Task instructions:
Copy each line below exactly and leave the pictures out.
─── Data provided
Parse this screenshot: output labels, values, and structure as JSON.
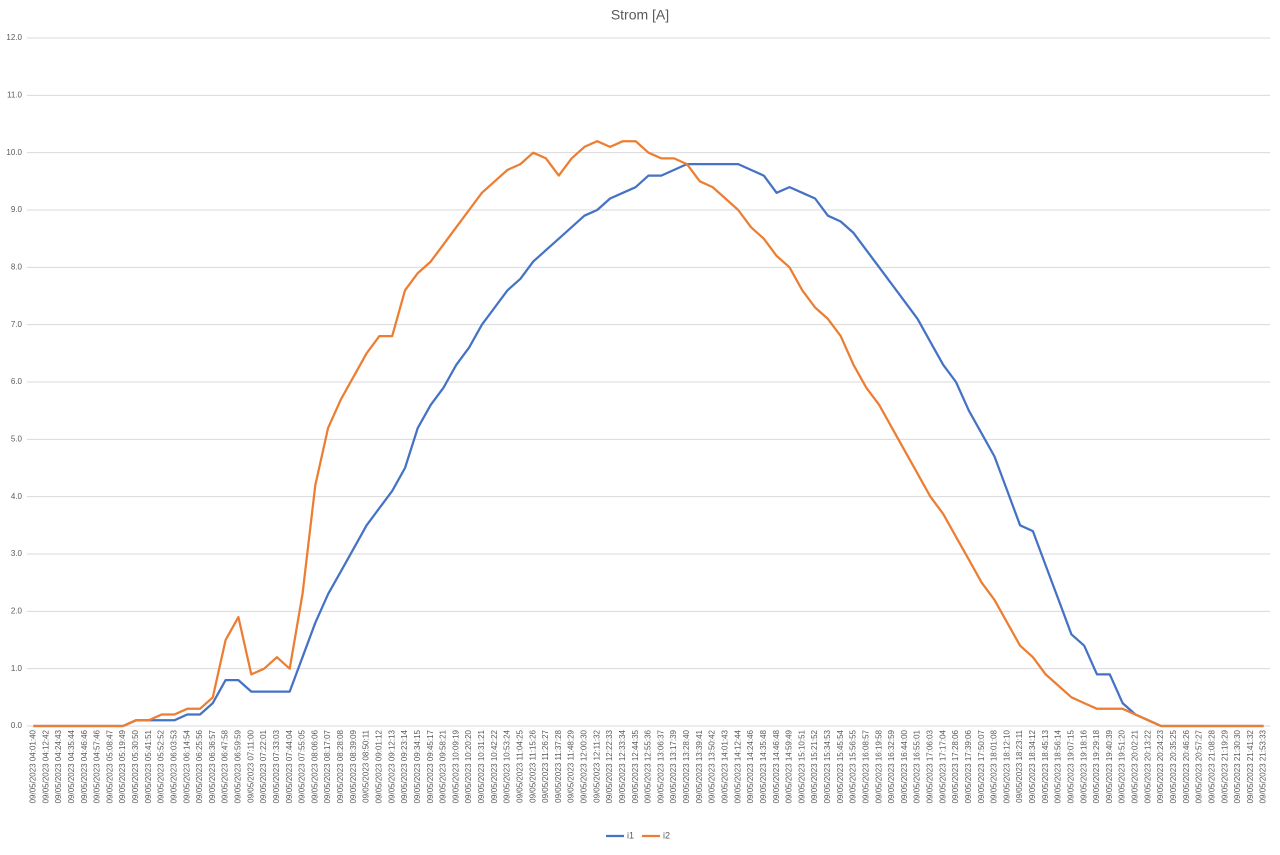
{
  "chart_data": {
    "type": "line",
    "title": "Strom [A]",
    "categories": [
      "09/05/2023 04:01:40",
      "09/05/2023 04:12:42",
      "09/05/2023 04:24:43",
      "09/05/2023 04:35:44",
      "09/05/2023 04:46:46",
      "09/05/2023 04:57:46",
      "09/05/2023 05:08:47",
      "09/05/2023 05:19:49",
      "09/05/2023 05:30:50",
      "09/05/2023 05:41:51",
      "09/05/2023 05:52:52",
      "09/05/2023 06:03:53",
      "09/05/2023 06:14:54",
      "09/05/2023 06:25:56",
      "09/05/2023 06:36:57",
      "09/05/2023 06:47:58",
      "09/05/2023 06:59:59",
      "09/05/2023 07:11:00",
      "09/05/2023 07:22:01",
      "09/05/2023 07:33:03",
      "09/05/2023 07:44:04",
      "09/05/2023 07:55:05",
      "09/05/2023 08:06:06",
      "09/05/2023 08:17:07",
      "09/05/2023 08:28:08",
      "09/05/2023 08:39:09",
      "09/05/2023 08:50:11",
      "09/05/2023 09:01:12",
      "09/05/2023 09:12:13",
      "09/05/2023 09:23:14",
      "09/05/2023 09:34:15",
      "09/05/2023 09:45:17",
      "09/05/2023 09:58:21",
      "09/05/2023 10:09:19",
      "09/05/2023 10:20:20",
      "09/05/2023 10:31:21",
      "09/05/2023 10:42:22",
      "09/05/2023 10:53:24",
      "09/05/2023 11:04:25",
      "09/05/2023 11:15:26",
      "09/05/2023 11:26:27",
      "09/05/2023 11:37:28",
      "09/05/2023 11:48:29",
      "09/05/2023 12:00:30",
      "09/05/2023 12:11:32",
      "09/05/2023 12:22:33",
      "09/05/2023 12:33:34",
      "09/05/2023 12:44:35",
      "09/05/2023 12:55:36",
      "09/05/2023 13:06:37",
      "09/05/2023 13:17:39",
      "09/05/2023 13:28:40",
      "09/05/2023 13:39:41",
      "09/05/2023 13:50:42",
      "09/05/2023 14:01:43",
      "09/05/2023 14:12:44",
      "09/05/2023 14:24:46",
      "09/05/2023 14:35:48",
      "09/05/2023 14:46:48",
      "09/05/2023 14:59:49",
      "09/05/2023 15:10:51",
      "09/05/2023 15:21:52",
      "09/05/2023 15:34:53",
      "09/05/2023 15:45:54",
      "09/05/2023 15:56:55",
      "09/05/2023 16:08:57",
      "09/05/2023 16:19:58",
      "09/05/2023 16:32:59",
      "09/05/2023 16:44:00",
      "09/05/2023 16:55:01",
      "09/05/2023 17:06:03",
      "09/05/2023 17:17:04",
      "09/05/2023 17:28:06",
      "09/05/2023 17:39:06",
      "09/05/2023 17:50:07",
      "09/05/2023 18:01:08",
      "09/05/2023 18:12:10",
      "09/05/2023 18:23:11",
      "09/05/2023 18:34:12",
      "09/05/2023 18:45:13",
      "09/05/2023 18:56:14",
      "09/05/2023 19:07:15",
      "09/05/2023 19:18:16",
      "09/05/2023 19:29:18",
      "09/05/2023 19:40:39",
      "09/05/2023 19:51:20",
      "09/05/2023 20:02:21",
      "09/05/2023 20:13:22",
      "09/05/2023 20:24:23",
      "09/05/2023 20:35:25",
      "09/05/2023 20:46:26",
      "09/05/2023 20:57:27",
      "09/05/2023 21:08:28",
      "09/05/2023 21:19:29",
      "09/05/2023 21:30:30",
      "09/05/2023 21:41:32",
      "09/05/2023 21:53:33"
    ],
    "series": [
      {
        "name": "i1",
        "color": "#4472c4",
        "values": [
          0,
          0,
          0,
          0,
          0,
          0,
          0,
          0,
          0.1,
          0.1,
          0.1,
          0.1,
          0.2,
          0.2,
          0.4,
          0.8,
          0.8,
          0.6,
          0.6,
          0.6,
          0.6,
          1.2,
          1.8,
          2.3,
          2.7,
          3.1,
          3.5,
          3.8,
          4.1,
          4.5,
          5.2,
          5.6,
          5.9,
          6.3,
          6.6,
          7.0,
          7.3,
          7.6,
          7.8,
          8.1,
          8.3,
          8.5,
          8.7,
          8.9,
          9.0,
          9.2,
          9.3,
          9.4,
          9.6,
          9.6,
          9.7,
          9.8,
          9.8,
          9.8,
          9.8,
          9.8,
          9.7,
          9.6,
          9.3,
          9.4,
          9.3,
          9.2,
          8.9,
          8.8,
          8.6,
          8.3,
          8.0,
          7.7,
          7.4,
          7.1,
          6.7,
          6.3,
          6.0,
          5.5,
          5.1,
          4.7,
          4.1,
          3.5,
          3.4,
          2.8,
          2.2,
          1.6,
          1.4,
          0.9,
          0.9,
          0.4,
          0.2,
          0.1,
          0,
          0,
          0,
          0,
          0,
          0,
          0,
          0,
          0
        ]
      },
      {
        "name": "i2",
        "color": "#ed7d31",
        "values": [
          0,
          0,
          0,
          0,
          0,
          0,
          0,
          0,
          0.1,
          0.1,
          0.2,
          0.2,
          0.3,
          0.3,
          0.5,
          1.5,
          1.9,
          0.9,
          1.0,
          1.2,
          1.0,
          2.3,
          4.2,
          5.2,
          5.7,
          6.1,
          6.5,
          6.8,
          6.8,
          7.6,
          7.9,
          8.1,
          8.4,
          8.7,
          9.0,
          9.3,
          9.5,
          9.7,
          9.8,
          10.0,
          9.9,
          9.6,
          9.9,
          10.1,
          10.2,
          10.1,
          10.2,
          10.2,
          10.0,
          9.9,
          9.9,
          9.8,
          9.5,
          9.4,
          9.2,
          9.0,
          8.7,
          8.5,
          8.2,
          8.0,
          7.6,
          7.3,
          7.1,
          6.8,
          6.3,
          5.9,
          5.6,
          5.2,
          4.8,
          4.4,
          4.0,
          3.7,
          3.3,
          2.9,
          2.5,
          2.2,
          1.8,
          1.4,
          1.2,
          0.9,
          0.7,
          0.5,
          0.4,
          0.3,
          0.3,
          0.3,
          0.2,
          0.1,
          0,
          0,
          0,
          0,
          0,
          0,
          0,
          0,
          0
        ]
      }
    ],
    "ylim": [
      0,
      12
    ],
    "yticks": [
      {
        "value": 0,
        "label": "0.0"
      },
      {
        "value": 1,
        "label": "1.0"
      },
      {
        "value": 2,
        "label": "2.0"
      },
      {
        "value": 3,
        "label": "3.0"
      },
      {
        "value": 4,
        "label": "4.0"
      },
      {
        "value": 5,
        "label": "5.0"
      },
      {
        "value": 6,
        "label": "6.0"
      },
      {
        "value": 7,
        "label": "7.0"
      },
      {
        "value": 8,
        "label": "8.0"
      },
      {
        "value": 9,
        "label": "9.0"
      },
      {
        "value": 10,
        "label": "10.0"
      },
      {
        "value": 11,
        "label": "11.0"
      },
      {
        "value": 12,
        "label": "12.0"
      }
    ],
    "grid": true,
    "legend": "bottom"
  }
}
──────
Answer to this task:
Parse this screenshot: output labels, values, and structure as JSON.
{
  "chart_data": {
    "type": "line",
    "title": "Strom [A]",
    "categories": [
      "09/05/2023 04:01:40",
      "09/05/2023 04:12:42",
      "09/05/2023 04:24:43",
      "09/05/2023 04:35:44",
      "09/05/2023 04:46:46",
      "09/05/2023 04:57:46",
      "09/05/2023 05:08:47",
      "09/05/2023 05:19:49",
      "09/05/2023 05:30:50",
      "09/05/2023 05:41:51",
      "09/05/2023 05:52:52",
      "09/05/2023 06:03:53",
      "09/05/2023 06:14:54",
      "09/05/2023 06:25:56",
      "09/05/2023 06:36:57",
      "09/05/2023 06:47:58",
      "09/05/2023 06:59:59",
      "09/05/2023 07:11:00",
      "09/05/2023 07:22:01",
      "09/05/2023 07:33:03",
      "09/05/2023 07:44:04",
      "09/05/2023 07:55:05",
      "09/05/2023 08:06:06",
      "09/05/2023 08:17:07",
      "09/05/2023 08:28:08",
      "09/05/2023 08:39:09",
      "09/05/2023 08:50:11",
      "09/05/2023 09:01:12",
      "09/05/2023 09:12:13",
      "09/05/2023 09:23:14",
      "09/05/2023 09:34:15",
      "09/05/2023 09:45:17",
      "09/05/2023 09:58:21",
      "09/05/2023 10:09:19",
      "09/05/2023 10:20:20",
      "09/05/2023 10:31:21",
      "09/05/2023 10:42:22",
      "09/05/2023 10:53:24",
      "09/05/2023 11:04:25",
      "09/05/2023 11:15:26",
      "09/05/2023 11:26:27",
      "09/05/2023 11:37:28",
      "09/05/2023 11:48:29",
      "09/05/2023 12:00:30",
      "09/05/2023 12:11:32",
      "09/05/2023 12:22:33",
      "09/05/2023 12:33:34",
      "09/05/2023 12:44:35",
      "09/05/2023 12:55:36",
      "09/05/2023 13:06:37",
      "09/05/2023 13:17:39",
      "09/05/2023 13:28:40",
      "09/05/2023 13:39:41",
      "09/05/2023 13:50:42",
      "09/05/2023 14:01:43",
      "09/05/2023 14:12:44",
      "09/05/2023 14:24:46",
      "09/05/2023 14:35:48",
      "09/05/2023 14:46:48",
      "09/05/2023 14:59:49",
      "09/05/2023 15:10:51",
      "09/05/2023 15:21:52",
      "09/05/2023 15:34:53",
      "09/05/2023 15:45:54",
      "09/05/2023 15:56:55",
      "09/05/2023 16:08:57",
      "09/05/2023 16:19:58",
      "09/05/2023 16:32:59",
      "09/05/2023 16:44:00",
      "09/05/2023 16:55:01",
      "09/05/2023 17:06:03",
      "09/05/2023 17:17:04",
      "09/05/2023 17:28:06",
      "09/05/2023 17:39:06",
      "09/05/2023 17:50:07",
      "09/05/2023 18:01:08",
      "09/05/2023 18:12:10",
      "09/05/2023 18:23:11",
      "09/05/2023 18:34:12",
      "09/05/2023 18:45:13",
      "09/05/2023 18:56:14",
      "09/05/2023 19:07:15",
      "09/05/2023 19:18:16",
      "09/05/2023 19:29:18",
      "09/05/2023 19:40:39",
      "09/05/2023 19:51:20",
      "09/05/2023 20:02:21",
      "09/05/2023 20:13:22",
      "09/05/2023 20:24:23",
      "09/05/2023 20:35:25",
      "09/05/2023 20:46:26",
      "09/05/2023 20:57:27",
      "09/05/2023 21:08:28",
      "09/05/2023 21:19:29",
      "09/05/2023 21:30:30",
      "09/05/2023 21:41:32",
      "09/05/2023 21:53:33"
    ],
    "series": [
      {
        "name": "i1",
        "color": "#4472c4",
        "values": [
          0,
          0,
          0,
          0,
          0,
          0,
          0,
          0,
          0.1,
          0.1,
          0.1,
          0.1,
          0.2,
          0.2,
          0.4,
          0.8,
          0.8,
          0.6,
          0.6,
          0.6,
          0.6,
          1.2,
          1.8,
          2.3,
          2.7,
          3.1,
          3.5,
          3.8,
          4.1,
          4.5,
          5.2,
          5.6,
          5.9,
          6.3,
          6.6,
          7.0,
          7.3,
          7.6,
          7.8,
          8.1,
          8.3,
          8.5,
          8.7,
          8.9,
          9.0,
          9.2,
          9.3,
          9.4,
          9.6,
          9.6,
          9.7,
          9.8,
          9.8,
          9.8,
          9.8,
          9.8,
          9.7,
          9.6,
          9.3,
          9.4,
          9.3,
          9.2,
          8.9,
          8.8,
          8.6,
          8.3,
          8.0,
          7.7,
          7.4,
          7.1,
          6.7,
          6.3,
          6.0,
          5.5,
          5.1,
          4.7,
          4.1,
          3.5,
          3.4,
          2.8,
          2.2,
          1.6,
          1.4,
          0.9,
          0.9,
          0.4,
          0.2,
          0.1,
          0,
          0,
          0,
          0,
          0,
          0,
          0,
          0,
          0
        ]
      },
      {
        "name": "i2",
        "color": "#ed7d31",
        "values": [
          0,
          0,
          0,
          0,
          0,
          0,
          0,
          0,
          0.1,
          0.1,
          0.2,
          0.2,
          0.3,
          0.3,
          0.5,
          1.5,
          1.9,
          0.9,
          1.0,
          1.2,
          1.0,
          2.3,
          4.2,
          5.2,
          5.7,
          6.1,
          6.5,
          6.8,
          6.8,
          7.6,
          7.9,
          8.1,
          8.4,
          8.7,
          9.0,
          9.3,
          9.5,
          9.7,
          9.8,
          10.0,
          9.9,
          9.6,
          9.9,
          10.1,
          10.2,
          10.1,
          10.2,
          10.2,
          10.0,
          9.9,
          9.9,
          9.8,
          9.5,
          9.4,
          9.2,
          9.0,
          8.7,
          8.5,
          8.2,
          8.0,
          7.6,
          7.3,
          7.1,
          6.8,
          6.3,
          5.9,
          5.6,
          5.2,
          4.8,
          4.4,
          4.0,
          3.7,
          3.3,
          2.9,
          2.5,
          2.2,
          1.8,
          1.4,
          1.2,
          0.9,
          0.7,
          0.5,
          0.4,
          0.3,
          0.3,
          0.3,
          0.2,
          0.1,
          0,
          0,
          0,
          0,
          0,
          0,
          0,
          0,
          0
        ]
      }
    ],
    "ylim": [
      0,
      12
    ],
    "yticks": [
      {
        "value": 0,
        "label": "0.0"
      },
      {
        "value": 1,
        "label": "1.0"
      },
      {
        "value": 2,
        "label": "2.0"
      },
      {
        "value": 3,
        "label": "3.0"
      },
      {
        "value": 4,
        "label": "4.0"
      },
      {
        "value": 5,
        "label": "5.0"
      },
      {
        "value": 6,
        "label": "6.0"
      },
      {
        "value": 7,
        "label": "7.0"
      },
      {
        "value": 8,
        "label": "8.0"
      },
      {
        "value": 9,
        "label": "9.0"
      },
      {
        "value": 10,
        "label": "10.0"
      },
      {
        "value": 11,
        "label": "11.0"
      },
      {
        "value": 12,
        "label": "12.0"
      }
    ],
    "grid": true,
    "legend": "bottom"
  }
}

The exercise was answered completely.